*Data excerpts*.
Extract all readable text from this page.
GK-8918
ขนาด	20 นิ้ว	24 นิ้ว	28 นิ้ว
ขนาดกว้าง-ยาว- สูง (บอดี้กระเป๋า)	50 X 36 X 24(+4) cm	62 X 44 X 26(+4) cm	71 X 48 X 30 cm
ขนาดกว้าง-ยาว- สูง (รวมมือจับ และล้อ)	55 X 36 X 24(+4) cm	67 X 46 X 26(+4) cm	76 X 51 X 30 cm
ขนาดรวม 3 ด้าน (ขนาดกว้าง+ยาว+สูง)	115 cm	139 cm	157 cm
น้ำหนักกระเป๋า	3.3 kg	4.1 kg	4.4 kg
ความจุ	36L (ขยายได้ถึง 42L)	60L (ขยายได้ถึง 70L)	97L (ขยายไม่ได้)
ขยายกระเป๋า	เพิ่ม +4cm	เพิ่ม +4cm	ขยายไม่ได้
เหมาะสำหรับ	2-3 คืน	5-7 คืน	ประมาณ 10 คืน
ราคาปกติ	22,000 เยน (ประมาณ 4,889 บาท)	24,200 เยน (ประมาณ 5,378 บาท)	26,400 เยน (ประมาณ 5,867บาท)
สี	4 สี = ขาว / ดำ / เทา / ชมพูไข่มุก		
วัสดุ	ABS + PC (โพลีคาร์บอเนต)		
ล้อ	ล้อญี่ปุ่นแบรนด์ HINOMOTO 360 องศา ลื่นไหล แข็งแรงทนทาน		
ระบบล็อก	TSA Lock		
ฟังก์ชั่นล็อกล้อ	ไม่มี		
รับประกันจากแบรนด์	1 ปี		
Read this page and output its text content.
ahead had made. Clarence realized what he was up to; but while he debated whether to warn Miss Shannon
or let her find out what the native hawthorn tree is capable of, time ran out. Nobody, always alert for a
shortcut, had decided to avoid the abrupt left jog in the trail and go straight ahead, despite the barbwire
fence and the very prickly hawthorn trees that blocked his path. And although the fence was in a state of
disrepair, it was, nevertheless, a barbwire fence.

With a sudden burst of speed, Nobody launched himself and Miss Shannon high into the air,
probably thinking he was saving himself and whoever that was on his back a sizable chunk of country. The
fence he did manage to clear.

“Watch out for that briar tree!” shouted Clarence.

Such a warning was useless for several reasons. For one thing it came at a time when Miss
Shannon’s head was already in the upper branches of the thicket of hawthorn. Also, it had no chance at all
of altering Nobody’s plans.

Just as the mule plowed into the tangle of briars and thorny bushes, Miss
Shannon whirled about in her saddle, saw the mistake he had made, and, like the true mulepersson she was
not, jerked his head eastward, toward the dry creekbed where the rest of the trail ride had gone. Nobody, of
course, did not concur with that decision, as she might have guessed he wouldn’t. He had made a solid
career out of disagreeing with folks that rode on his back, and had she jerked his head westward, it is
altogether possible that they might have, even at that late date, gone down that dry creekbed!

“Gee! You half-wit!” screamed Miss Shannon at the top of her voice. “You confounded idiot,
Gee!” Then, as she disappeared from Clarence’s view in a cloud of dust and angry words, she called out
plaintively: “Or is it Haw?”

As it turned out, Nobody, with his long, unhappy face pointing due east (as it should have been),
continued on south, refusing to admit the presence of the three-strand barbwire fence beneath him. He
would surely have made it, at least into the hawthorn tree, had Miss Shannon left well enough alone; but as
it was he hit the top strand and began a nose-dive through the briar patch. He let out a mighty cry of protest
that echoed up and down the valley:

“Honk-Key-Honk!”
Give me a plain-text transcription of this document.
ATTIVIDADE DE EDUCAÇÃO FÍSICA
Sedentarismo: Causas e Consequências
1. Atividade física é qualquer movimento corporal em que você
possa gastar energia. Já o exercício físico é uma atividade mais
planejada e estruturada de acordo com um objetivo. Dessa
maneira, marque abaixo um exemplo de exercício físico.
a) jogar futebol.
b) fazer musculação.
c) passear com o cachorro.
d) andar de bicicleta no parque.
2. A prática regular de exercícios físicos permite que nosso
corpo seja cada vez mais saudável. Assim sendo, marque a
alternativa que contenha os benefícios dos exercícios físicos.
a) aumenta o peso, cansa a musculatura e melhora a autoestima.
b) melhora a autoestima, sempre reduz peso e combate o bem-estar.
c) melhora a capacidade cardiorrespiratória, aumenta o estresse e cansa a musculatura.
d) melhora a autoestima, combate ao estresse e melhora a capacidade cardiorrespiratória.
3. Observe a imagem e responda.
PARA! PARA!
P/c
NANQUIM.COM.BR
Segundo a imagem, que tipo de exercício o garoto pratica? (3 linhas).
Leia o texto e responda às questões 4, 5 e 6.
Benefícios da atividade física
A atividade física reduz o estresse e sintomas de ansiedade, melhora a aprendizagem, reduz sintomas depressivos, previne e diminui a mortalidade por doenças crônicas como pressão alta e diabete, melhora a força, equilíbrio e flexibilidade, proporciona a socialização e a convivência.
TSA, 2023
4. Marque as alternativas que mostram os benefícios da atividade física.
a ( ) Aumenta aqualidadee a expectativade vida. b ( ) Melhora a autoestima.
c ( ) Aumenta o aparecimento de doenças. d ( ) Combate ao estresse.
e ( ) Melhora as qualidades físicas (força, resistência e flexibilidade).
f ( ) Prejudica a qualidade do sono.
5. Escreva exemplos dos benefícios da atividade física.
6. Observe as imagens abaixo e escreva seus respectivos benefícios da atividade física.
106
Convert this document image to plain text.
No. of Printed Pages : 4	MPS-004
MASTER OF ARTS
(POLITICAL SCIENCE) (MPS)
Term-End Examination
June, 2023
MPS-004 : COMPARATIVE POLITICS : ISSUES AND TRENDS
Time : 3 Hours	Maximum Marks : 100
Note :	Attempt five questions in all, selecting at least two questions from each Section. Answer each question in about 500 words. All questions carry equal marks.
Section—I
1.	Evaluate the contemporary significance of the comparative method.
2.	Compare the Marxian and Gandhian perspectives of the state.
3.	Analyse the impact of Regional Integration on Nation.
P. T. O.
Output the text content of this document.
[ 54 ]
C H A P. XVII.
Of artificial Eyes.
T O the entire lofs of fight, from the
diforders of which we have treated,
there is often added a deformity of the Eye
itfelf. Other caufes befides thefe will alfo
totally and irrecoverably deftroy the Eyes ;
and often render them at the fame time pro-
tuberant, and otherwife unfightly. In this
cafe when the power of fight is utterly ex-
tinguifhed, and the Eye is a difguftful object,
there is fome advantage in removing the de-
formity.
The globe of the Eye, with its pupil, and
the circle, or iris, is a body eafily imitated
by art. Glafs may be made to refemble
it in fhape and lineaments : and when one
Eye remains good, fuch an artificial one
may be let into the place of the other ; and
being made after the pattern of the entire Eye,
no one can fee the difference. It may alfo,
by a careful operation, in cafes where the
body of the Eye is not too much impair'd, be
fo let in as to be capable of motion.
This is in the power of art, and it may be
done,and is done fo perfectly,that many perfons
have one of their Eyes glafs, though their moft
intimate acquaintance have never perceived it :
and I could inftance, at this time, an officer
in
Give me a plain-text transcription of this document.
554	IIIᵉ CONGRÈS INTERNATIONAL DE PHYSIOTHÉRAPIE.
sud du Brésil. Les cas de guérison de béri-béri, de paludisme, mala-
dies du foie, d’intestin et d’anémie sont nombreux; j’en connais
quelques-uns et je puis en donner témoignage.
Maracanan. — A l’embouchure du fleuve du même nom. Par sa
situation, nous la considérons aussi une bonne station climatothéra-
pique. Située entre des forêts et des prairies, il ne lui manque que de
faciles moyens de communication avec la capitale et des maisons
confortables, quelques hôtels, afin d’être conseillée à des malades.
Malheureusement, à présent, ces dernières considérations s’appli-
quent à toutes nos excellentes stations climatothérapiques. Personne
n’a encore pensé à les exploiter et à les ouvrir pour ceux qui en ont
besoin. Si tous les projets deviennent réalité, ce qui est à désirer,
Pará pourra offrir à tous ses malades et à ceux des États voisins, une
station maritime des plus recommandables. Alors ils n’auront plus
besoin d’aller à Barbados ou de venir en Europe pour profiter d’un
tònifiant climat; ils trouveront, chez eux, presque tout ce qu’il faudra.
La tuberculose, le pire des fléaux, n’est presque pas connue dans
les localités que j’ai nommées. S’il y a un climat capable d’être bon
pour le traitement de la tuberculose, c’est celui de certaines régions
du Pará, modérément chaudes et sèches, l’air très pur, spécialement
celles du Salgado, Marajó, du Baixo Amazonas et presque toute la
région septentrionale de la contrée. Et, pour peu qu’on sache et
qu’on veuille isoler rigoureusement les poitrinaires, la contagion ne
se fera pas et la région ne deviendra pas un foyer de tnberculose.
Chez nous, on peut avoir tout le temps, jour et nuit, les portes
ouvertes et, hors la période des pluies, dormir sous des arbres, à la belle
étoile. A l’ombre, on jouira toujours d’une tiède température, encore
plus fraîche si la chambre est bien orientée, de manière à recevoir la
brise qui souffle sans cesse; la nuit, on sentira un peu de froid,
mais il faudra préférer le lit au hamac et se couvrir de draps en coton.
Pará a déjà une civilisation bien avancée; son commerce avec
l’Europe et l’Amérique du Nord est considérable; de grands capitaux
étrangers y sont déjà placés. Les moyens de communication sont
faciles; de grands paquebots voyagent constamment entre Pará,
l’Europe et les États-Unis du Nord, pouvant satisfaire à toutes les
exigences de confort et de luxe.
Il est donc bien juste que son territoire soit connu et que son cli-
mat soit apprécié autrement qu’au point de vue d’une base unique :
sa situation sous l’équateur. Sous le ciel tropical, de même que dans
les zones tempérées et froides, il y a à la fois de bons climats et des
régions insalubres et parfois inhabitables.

*SET EXERCISE*.
Each line in the listing above that contains "entre" should be copied.

*CORRECT RESPONSE*.
pique. Située entre des forêts et des prairies, il ne lui manque que de
faciles; de grands paquebots voyagent constamment entre Pará,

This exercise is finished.